=== Exercise prompt ===
What follows is a block of records; restate each one word for word.

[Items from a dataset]
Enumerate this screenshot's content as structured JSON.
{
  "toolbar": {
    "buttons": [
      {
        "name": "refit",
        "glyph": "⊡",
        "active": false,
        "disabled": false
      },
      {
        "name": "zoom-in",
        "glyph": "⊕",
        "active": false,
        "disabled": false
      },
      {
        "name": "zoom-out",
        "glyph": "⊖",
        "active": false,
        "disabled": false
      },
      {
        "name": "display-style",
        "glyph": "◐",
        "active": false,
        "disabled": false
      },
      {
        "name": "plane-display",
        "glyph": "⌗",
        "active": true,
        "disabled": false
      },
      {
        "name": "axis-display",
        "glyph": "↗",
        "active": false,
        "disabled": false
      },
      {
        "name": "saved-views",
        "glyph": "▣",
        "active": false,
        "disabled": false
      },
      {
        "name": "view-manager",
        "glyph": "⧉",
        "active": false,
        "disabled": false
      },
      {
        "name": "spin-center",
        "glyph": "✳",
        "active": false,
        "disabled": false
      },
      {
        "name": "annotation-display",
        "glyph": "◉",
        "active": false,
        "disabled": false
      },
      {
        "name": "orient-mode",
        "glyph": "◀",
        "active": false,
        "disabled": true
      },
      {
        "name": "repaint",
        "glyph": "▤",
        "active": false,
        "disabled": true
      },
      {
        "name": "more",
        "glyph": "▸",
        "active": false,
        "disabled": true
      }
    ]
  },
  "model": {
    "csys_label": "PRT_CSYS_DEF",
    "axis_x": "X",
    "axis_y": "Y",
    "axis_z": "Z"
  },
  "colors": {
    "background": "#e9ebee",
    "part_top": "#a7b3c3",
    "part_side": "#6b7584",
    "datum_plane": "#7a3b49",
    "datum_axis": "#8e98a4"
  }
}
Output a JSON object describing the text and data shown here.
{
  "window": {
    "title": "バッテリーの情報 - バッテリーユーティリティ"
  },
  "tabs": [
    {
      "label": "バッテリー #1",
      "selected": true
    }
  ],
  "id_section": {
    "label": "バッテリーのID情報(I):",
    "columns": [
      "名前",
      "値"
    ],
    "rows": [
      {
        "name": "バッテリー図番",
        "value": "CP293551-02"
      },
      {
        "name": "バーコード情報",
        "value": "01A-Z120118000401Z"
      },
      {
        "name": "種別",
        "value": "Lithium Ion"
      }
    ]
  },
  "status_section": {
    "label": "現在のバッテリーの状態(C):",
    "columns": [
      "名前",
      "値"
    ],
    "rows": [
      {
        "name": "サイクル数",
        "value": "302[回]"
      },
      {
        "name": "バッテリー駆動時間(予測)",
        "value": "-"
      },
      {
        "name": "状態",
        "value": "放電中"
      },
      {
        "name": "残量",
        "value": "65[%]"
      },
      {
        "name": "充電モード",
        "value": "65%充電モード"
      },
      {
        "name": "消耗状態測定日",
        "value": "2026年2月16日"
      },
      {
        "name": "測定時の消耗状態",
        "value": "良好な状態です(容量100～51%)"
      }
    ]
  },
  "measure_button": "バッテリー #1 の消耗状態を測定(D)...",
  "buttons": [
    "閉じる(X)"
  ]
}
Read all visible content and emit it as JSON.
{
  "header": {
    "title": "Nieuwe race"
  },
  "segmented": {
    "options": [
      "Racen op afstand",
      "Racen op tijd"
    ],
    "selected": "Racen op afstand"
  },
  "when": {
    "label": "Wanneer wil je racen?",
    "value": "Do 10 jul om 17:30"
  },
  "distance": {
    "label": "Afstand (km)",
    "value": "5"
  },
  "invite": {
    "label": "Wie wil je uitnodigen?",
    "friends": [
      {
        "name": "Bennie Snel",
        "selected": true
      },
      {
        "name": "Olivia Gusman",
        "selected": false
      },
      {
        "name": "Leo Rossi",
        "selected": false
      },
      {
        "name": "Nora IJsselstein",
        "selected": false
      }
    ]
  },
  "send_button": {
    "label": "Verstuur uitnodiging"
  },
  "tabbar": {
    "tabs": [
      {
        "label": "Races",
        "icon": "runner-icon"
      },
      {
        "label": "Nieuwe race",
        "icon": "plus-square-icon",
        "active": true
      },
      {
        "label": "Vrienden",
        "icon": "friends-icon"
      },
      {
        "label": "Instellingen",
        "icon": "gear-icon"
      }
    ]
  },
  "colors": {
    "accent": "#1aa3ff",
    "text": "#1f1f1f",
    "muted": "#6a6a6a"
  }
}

=== Solved problem ===
Enumerate this screenshot's content as structured JSON.
{
  "toolbar": {
    "buttons": [
      {
        "name": "refit",
        "glyph": "⊡",
        "active": false,
        "disabled": false
      },
      {
        "name": "zoom-in",
        "glyph": "⊕",
        "active": false,
        "disabled": false
      },
      {
        "name": "zoom-out",
        "glyph": "⊖",
        "active": false,
        "disabled": false
      },
      {
        "name": "display-style",
        "glyph": "◐",
        "active": false,
        "disabled": false
      },
      {
        "name": "plane-display",
        "glyph": "⌗",
        "active": true,
        "disabled": false
      },
      {
        "name": "axis-display",
        "glyph": "↗",
        "active": false,
        "disabled": false
      },
      {
        "name": "saved-views",
        "glyph": "▣",
        "active": false,
        "disabled": false
      },
      {
        "name": "view-manager",
        "glyph": "⧉",
        "active": false,
        "disabled": false
      },
      {
        "name": "spin-center",
        "glyph": "✳",
        "active": false,
        "disabled": false
      },
      {
        "name": "annotation-display",
        "glyph": "◉",
        "active": false,
        "disabled": false
      },
      {
        "name": "orient-mode",
        "glyph": "◀",
        "active": false,
        "disabled": true
      },
      {
        "name": "repaint",
        "glyph": "▤",
        "active": false,
        "disabled": true
      },
      {
        "name": "more",
        "glyph": "▸",
        "active": false,
        "disabled": true
      }
    ]
  },
  "model": {
    "csys_label": "PRT_CSYS_DEF",
    "axis_x": "X",
    "axis_y": "Y",
    "axis_z": "Z"
  },
  "colors": {
    "background": "#e9ebee",
    "part_top": "#a7b3c3",
    "part_side": "#6b7584",
    "datum_plane": "#7a3b49",
    "datum_axis": "#8e98a4"
  }
}
Output a JSON object describing the text and data shown here.
{
  "window": {
    "title": "バッテリーの情報 - バッテリーユーティリティ"
  },
  "tabs": [
    {
      "label": "バッテリー #1",
      "selected": true
    }
  ],
  "id_section": {
    "label": "バッテリーのID情報(I):",
    "columns": [
      "名前",
      "値"
    ],
    "rows": [
      {
        "name": "バッテリー図番",
        "value": "CP293551-02"
      },
      {
        "name": "バーコード情報",
        "value": "01A-Z120118000401Z"
      },
      {
        "name": "種別",
        "value": "Lithium Ion"
      }
    ]
  },
  "status_section": {
    "label": "現在のバッテリーの状態(C):",
    "columns": [
      "名前",
      "値"
    ],
    "rows": [
      {
        "name": "サイクル数",
        "value": "302[回]"
      },
      {
        "name": "バッテリー駆動時間(予測)",
        "value": "-"
      },
      {
        "name": "状態",
        "value": "放電中"
      },
      {
        "name": "残量",
        "value": "65[%]"
      },
      {
        "name": "充電モード",
        "value": "65%充電モード"
      },
      {
        "name": "消耗状態測定日",
        "value": "2026年2月16日"
      },
      {
        "name": "測定時の消耗状態",
        "value": "良好な状態です(容量100～51%)"
      }
    ]
  },
  "measure_button": "バッテリー #1 の消耗状態を測定(D)...",
  "buttons": [
    "閉じる(X)"
  ]
}
Read all visible content and emit it as JSON.
{
  "header": {
    "title": "Nieuwe race"
  },
  "segmented": {
    "options": [
      "Racen op afstand",
      "Racen op tijd"
    ],
    "selected": "Racen op afstand"
  },
  "when": {
    "label": "Wanneer wil je racen?",
    "value": "Do 10 jul om 17:30"
  },
  "distance": {
    "label": "Afstand (km)",
    "value": "5"
  },
  "invite": {
    "label": "Wie wil je uitnodigen?",
    "friends": [
      {
        "name": "Bennie Snel",
        "selected": true
      },
      {
        "name": "Olivia Gusman",
        "selected": false
      },
      {
        "name": "Leo Rossi",
        "selected": false
      },
      {
        "name": "Nora IJsselstein",
        "selected": false
      }
    ]
  },
  "send_button": {
    "label": "Verstuur uitnodiging"
  },
  "tabbar": {
    "tabs": [
      {
        "label": "Races",
        "icon": "runner-icon"
      },
      {
        "label": "Nieuwe race",
        "icon": "plus-square-icon",
        "active": true
      },
      {
        "label": "Vrienden",
        "icon": "friends-icon"
      },
      {
        "label": "Instellingen",
        "icon": "gear-icon"
      }
    ]
  },
  "colors": {
    "accent": "#1aa3ff",
    "text": "#1f1f1f",
    "muted": "#6a6a6a"
  }
}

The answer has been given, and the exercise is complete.